SUPPLIED ENTRIES:
——————————

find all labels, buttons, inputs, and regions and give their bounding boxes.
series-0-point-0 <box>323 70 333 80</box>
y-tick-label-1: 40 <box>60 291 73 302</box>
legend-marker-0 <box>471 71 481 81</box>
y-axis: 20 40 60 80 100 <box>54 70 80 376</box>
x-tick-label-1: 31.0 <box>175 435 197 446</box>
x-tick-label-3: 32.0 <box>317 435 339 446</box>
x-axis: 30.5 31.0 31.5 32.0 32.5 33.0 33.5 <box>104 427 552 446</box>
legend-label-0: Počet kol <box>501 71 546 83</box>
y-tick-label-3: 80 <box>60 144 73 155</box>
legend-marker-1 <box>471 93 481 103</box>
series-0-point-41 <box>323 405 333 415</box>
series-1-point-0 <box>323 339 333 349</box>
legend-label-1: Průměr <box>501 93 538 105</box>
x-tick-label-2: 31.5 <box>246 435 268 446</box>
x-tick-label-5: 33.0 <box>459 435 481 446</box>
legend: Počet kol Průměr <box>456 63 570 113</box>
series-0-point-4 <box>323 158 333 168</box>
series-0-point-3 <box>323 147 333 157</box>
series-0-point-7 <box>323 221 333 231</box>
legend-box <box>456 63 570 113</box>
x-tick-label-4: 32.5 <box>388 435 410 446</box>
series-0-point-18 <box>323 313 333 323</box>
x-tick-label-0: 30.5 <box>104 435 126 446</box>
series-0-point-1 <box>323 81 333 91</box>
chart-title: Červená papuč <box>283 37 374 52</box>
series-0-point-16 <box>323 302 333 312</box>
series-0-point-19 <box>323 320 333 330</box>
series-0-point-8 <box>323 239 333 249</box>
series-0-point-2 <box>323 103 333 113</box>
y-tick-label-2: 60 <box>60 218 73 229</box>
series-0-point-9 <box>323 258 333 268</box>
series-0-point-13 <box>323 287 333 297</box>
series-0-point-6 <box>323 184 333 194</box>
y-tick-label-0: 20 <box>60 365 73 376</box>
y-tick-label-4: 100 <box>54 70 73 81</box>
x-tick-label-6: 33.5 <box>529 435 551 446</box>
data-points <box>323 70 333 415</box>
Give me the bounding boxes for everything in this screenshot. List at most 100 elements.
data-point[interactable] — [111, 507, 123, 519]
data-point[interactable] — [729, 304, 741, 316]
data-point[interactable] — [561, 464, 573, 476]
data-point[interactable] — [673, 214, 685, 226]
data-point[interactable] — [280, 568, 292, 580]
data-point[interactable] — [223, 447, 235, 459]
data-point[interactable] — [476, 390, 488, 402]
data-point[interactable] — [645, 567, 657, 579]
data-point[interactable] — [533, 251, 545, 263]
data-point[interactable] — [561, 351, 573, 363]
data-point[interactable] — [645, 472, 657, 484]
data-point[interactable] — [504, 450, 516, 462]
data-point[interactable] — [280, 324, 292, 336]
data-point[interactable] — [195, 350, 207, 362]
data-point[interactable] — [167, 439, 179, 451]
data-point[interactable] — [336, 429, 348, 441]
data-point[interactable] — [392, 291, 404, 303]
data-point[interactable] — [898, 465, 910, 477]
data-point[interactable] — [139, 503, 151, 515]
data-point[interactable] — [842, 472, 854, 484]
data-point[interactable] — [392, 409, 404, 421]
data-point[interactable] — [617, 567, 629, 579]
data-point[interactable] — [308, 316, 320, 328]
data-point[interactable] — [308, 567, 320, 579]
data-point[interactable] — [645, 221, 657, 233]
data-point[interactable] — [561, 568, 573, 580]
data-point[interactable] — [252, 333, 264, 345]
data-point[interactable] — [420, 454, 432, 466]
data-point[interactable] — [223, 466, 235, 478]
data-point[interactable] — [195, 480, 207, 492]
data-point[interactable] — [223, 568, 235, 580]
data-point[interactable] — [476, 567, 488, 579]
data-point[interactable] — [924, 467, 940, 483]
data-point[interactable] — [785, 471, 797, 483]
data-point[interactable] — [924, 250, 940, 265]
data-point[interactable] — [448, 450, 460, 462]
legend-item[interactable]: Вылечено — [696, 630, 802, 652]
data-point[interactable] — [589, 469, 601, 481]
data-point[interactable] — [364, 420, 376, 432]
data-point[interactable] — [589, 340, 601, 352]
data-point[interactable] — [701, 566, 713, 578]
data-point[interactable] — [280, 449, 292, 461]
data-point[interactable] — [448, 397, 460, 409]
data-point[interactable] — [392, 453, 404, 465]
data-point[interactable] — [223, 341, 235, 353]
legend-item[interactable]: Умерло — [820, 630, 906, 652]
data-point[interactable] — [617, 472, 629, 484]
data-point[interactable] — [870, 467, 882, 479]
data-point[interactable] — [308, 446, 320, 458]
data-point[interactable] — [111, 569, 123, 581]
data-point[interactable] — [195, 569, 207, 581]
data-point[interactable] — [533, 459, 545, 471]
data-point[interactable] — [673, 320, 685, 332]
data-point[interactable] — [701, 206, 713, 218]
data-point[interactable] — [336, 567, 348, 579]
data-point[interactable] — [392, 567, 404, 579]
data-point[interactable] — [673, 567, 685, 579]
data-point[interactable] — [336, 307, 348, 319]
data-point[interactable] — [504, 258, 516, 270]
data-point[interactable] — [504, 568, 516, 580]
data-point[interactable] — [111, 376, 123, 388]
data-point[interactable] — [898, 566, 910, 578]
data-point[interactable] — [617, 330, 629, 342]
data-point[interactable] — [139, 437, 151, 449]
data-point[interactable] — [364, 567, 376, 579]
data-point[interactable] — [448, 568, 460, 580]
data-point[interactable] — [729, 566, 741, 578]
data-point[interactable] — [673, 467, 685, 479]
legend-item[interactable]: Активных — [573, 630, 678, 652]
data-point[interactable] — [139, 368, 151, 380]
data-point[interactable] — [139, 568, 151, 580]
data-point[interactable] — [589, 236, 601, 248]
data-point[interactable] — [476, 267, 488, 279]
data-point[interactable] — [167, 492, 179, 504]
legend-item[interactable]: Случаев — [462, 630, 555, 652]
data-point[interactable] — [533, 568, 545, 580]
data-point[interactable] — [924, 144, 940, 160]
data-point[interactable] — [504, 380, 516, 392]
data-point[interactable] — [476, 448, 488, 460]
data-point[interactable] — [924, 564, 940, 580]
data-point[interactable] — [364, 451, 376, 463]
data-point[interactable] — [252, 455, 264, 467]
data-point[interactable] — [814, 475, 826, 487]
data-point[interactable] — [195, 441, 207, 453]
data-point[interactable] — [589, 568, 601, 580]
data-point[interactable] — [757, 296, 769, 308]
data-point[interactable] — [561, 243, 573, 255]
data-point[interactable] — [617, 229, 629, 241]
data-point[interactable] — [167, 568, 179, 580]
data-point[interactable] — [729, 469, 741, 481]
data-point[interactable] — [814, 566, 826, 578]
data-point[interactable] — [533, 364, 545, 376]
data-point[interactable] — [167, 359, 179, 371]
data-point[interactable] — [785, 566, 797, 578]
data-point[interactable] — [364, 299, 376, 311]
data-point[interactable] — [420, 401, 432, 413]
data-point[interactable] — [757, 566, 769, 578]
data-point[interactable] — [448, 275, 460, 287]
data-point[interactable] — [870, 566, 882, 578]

——————————

WORK INSTRUCTIONS: Copy out all of the items above, line for line and unchanged.

EXERCISE RESULT:
find all labels, buttons, inputs, and regions and give their bounding boxes.
series-0-point-0 <box>323 70 333 80</box>
y-tick-label-1: 40 <box>60 291 73 302</box>
legend-marker-0 <box>471 71 481 81</box>
y-axis: 20 40 60 80 100 <box>54 70 80 376</box>
x-tick-label-1: 31.0 <box>175 435 197 446</box>
x-tick-label-3: 32.0 <box>317 435 339 446</box>
x-axis: 30.5 31.0 31.5 32.0 32.5 33.0 33.5 <box>104 427 552 446</box>
legend-label-0: Počet kol <box>501 71 546 83</box>
y-tick-label-3: 80 <box>60 144 73 155</box>
legend-marker-1 <box>471 93 481 103</box>
series-0-point-41 <box>323 405 333 415</box>
series-1-point-0 <box>323 339 333 349</box>
legend-label-1: Průměr <box>501 93 538 105</box>
x-tick-label-2: 31.5 <box>246 435 268 446</box>
x-tick-label-5: 33.0 <box>459 435 481 446</box>
legend: Počet kol Průměr <box>456 63 570 113</box>
series-0-point-4 <box>323 158 333 168</box>
series-0-point-3 <box>323 147 333 157</box>
series-0-point-7 <box>323 221 333 231</box>
legend-box <box>456 63 570 113</box>
x-tick-label-4: 32.5 <box>388 435 410 446</box>
series-0-point-18 <box>323 313 333 323</box>
x-tick-label-0: 30.5 <box>104 435 126 446</box>
series-0-point-1 <box>323 81 333 91</box>
chart-title: Červená papuč <box>283 37 374 52</box>
series-0-point-16 <box>323 302 333 312</box>
series-0-point-19 <box>323 320 333 330</box>
series-0-point-8 <box>323 239 333 249</box>
series-0-point-2 <box>323 103 333 113</box>
y-tick-label-2: 60 <box>60 218 73 229</box>
series-0-point-9 <box>323 258 333 268</box>
series-0-point-13 <box>323 287 333 297</box>
series-0-point-6 <box>323 184 333 194</box>
y-tick-label-0: 20 <box>60 365 73 376</box>
y-tick-label-4: 100 <box>54 70 73 81</box>
x-tick-label-6: 33.5 <box>529 435 551 446</box>
data-points <box>323 70 333 415</box>
Give me the bounding boxes for everything in this screenshot. List at most 100 elements.
data-point[interactable] — [111, 507, 123, 519]
data-point[interactable] — [729, 304, 741, 316]
data-point[interactable] — [561, 464, 573, 476]
data-point[interactable] — [673, 214, 685, 226]
data-point[interactable] — [280, 568, 292, 580]
data-point[interactable] — [223, 447, 235, 459]
data-point[interactable] — [476, 390, 488, 402]
data-point[interactable] — [645, 567, 657, 579]
data-point[interactable] — [533, 251, 545, 263]
data-point[interactable] — [561, 351, 573, 363]
data-point[interactable] — [645, 472, 657, 484]
data-point[interactable] — [504, 450, 516, 462]
data-point[interactable] — [280, 324, 292, 336]
data-point[interactable] — [195, 350, 207, 362]
data-point[interactable] — [167, 439, 179, 451]
data-point[interactable] — [336, 429, 348, 441]
data-point[interactable] — [392, 291, 404, 303]
data-point[interactable] — [898, 465, 910, 477]
data-point[interactable] — [139, 503, 151, 515]
data-point[interactable] — [842, 472, 854, 484]
data-point[interactable] — [392, 409, 404, 421]
data-point[interactable] — [617, 567, 629, 579]
data-point[interactable] — [308, 316, 320, 328]
data-point[interactable] — [308, 567, 320, 579]
data-point[interactable] — [645, 221, 657, 233]
data-point[interactable] — [561, 568, 573, 580]
data-point[interactable] — [252, 333, 264, 345]
data-point[interactable] — [420, 454, 432, 466]
data-point[interactable] — [223, 466, 235, 478]
data-point[interactable] — [195, 480, 207, 492]
data-point[interactable] — [223, 568, 235, 580]
data-point[interactable] — [476, 567, 488, 579]
data-point[interactable] — [924, 467, 940, 483]
data-point[interactable] — [785, 471, 797, 483]
data-point[interactable] — [924, 250, 940, 265]
data-point[interactable] — [448, 450, 460, 462]
legend-item[interactable]: Вылечено — [696, 630, 802, 652]
data-point[interactable] — [589, 469, 601, 481]
data-point[interactable] — [364, 420, 376, 432]
data-point[interactable] — [589, 340, 601, 352]
data-point[interactable] — [701, 566, 713, 578]
data-point[interactable] — [280, 449, 292, 461]
data-point[interactable] — [448, 397, 460, 409]
data-point[interactable] — [392, 453, 404, 465]
data-point[interactable] — [223, 341, 235, 353]
legend-item[interactable]: Умерло — [820, 630, 906, 652]
data-point[interactable] — [617, 472, 629, 484]
data-point[interactable] — [870, 467, 882, 479]
data-point[interactable] — [308, 446, 320, 458]
data-point[interactable] — [111, 569, 123, 581]
data-point[interactable] — [195, 569, 207, 581]
data-point[interactable] — [533, 459, 545, 471]
data-point[interactable] — [673, 320, 685, 332]
data-point[interactable] — [701, 206, 713, 218]
data-point[interactable] — [336, 567, 348, 579]
data-point[interactable] — [392, 567, 404, 579]
data-point[interactable] — [673, 567, 685, 579]
data-point[interactable] — [336, 307, 348, 319]
data-point[interactable] — [504, 258, 516, 270]
data-point[interactable] — [504, 568, 516, 580]
data-point[interactable] — [111, 376, 123, 388]
data-point[interactable] — [898, 566, 910, 578]
data-point[interactable] — [617, 330, 629, 342]
data-point[interactable] — [139, 437, 151, 449]
data-point[interactable] — [364, 567, 376, 579]
data-point[interactable] — [448, 568, 460, 580]
data-point[interactable] — [729, 566, 741, 578]
data-point[interactable] — [673, 467, 685, 479]
legend-item[interactable]: Активных — [573, 630, 678, 652]
data-point[interactable] — [139, 368, 151, 380]
data-point[interactable] — [139, 568, 151, 580]
data-point[interactable] — [589, 236, 601, 248]
data-point[interactable] — [476, 267, 488, 279]
data-point[interactable] — [167, 492, 179, 504]
legend-item[interactable]: Случаев — [462, 630, 555, 652]
data-point[interactable] — [533, 568, 545, 580]
data-point[interactable] — [924, 144, 940, 160]
data-point[interactable] — [504, 380, 516, 392]
data-point[interactable] — [476, 448, 488, 460]
data-point[interactable] — [924, 564, 940, 580]
data-point[interactable] — [364, 451, 376, 463]
data-point[interactable] — [252, 455, 264, 467]
data-point[interactable] — [814, 475, 826, 487]
data-point[interactable] — [195, 441, 207, 453]
data-point[interactable] — [589, 568, 601, 580]
data-point[interactable] — [757, 296, 769, 308]
data-point[interactable] — [561, 243, 573, 255]
data-point[interactable] — [617, 229, 629, 241]
data-point[interactable] — [167, 568, 179, 580]
data-point[interactable] — [729, 469, 741, 481]
data-point[interactable] — [814, 566, 826, 578]
data-point[interactable] — [533, 364, 545, 376]
data-point[interactable] — [167, 359, 179, 371]
data-point[interactable] — [785, 566, 797, 578]
data-point[interactable] — [364, 299, 376, 311]
data-point[interactable] — [420, 401, 432, 413]
data-point[interactable] — [757, 566, 769, 578]
data-point[interactable] — [448, 275, 460, 287]
data-point[interactable] — [870, 566, 882, 578]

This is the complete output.